» Problem to solve
Your task is to output the data exactly as it stands.

Data records:
** Begin **
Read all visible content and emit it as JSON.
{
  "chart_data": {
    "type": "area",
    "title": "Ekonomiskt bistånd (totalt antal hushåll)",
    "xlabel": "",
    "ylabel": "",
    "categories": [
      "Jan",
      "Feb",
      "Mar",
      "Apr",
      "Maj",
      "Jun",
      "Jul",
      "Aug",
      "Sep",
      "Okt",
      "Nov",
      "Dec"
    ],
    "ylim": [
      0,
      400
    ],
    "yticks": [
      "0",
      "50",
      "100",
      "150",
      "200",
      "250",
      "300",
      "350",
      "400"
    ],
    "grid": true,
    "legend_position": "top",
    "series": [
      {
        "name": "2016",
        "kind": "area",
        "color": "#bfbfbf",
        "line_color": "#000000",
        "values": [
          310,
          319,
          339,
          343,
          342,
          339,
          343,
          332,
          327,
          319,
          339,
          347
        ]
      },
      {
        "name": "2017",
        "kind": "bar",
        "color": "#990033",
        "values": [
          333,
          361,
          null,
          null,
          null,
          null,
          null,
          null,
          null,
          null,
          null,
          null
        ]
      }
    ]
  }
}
** End **
» Result of this exercise
Read all visible content and emit it as JSON.
{
  "chart_data": {
    "type": "area",
    "title": "Ekonomiskt bistånd (totalt antal hushåll)",
    "xlabel": "",
    "ylabel": "",
    "categories": [
      "Jan",
      "Feb",
      "Mar",
      "Apr",
      "Maj",
      "Jun",
      "Jul",
      "Aug",
      "Sep",
      "Okt",
      "Nov",
      "Dec"
    ],
    "ylim": [
      0,
      400
    ],
    "yticks": [
      "0",
      "50",
      "100",
      "150",
      "200",
      "250",
      "300",
      "350",
      "400"
    ],
    "grid": true,
    "legend_position": "top",
    "series": [
      {
        "name": "2016",
        "kind": "area",
        "color": "#bfbfbf",
        "line_color": "#000000",
        "values": [
          310,
          319,
          339,
          343,
          342,
          339,
          343,
          332,
          327,
          319,
          339,
          347
        ]
      },
      {
        "name": "2017",
        "kind": "bar",
        "color": "#990033",
        "values": [
          333,
          361,
          null,
          null,
          null,
          null,
          null,
          null,
          null,
          null,
          null,
          null
        ]
      }
    ]
  }
}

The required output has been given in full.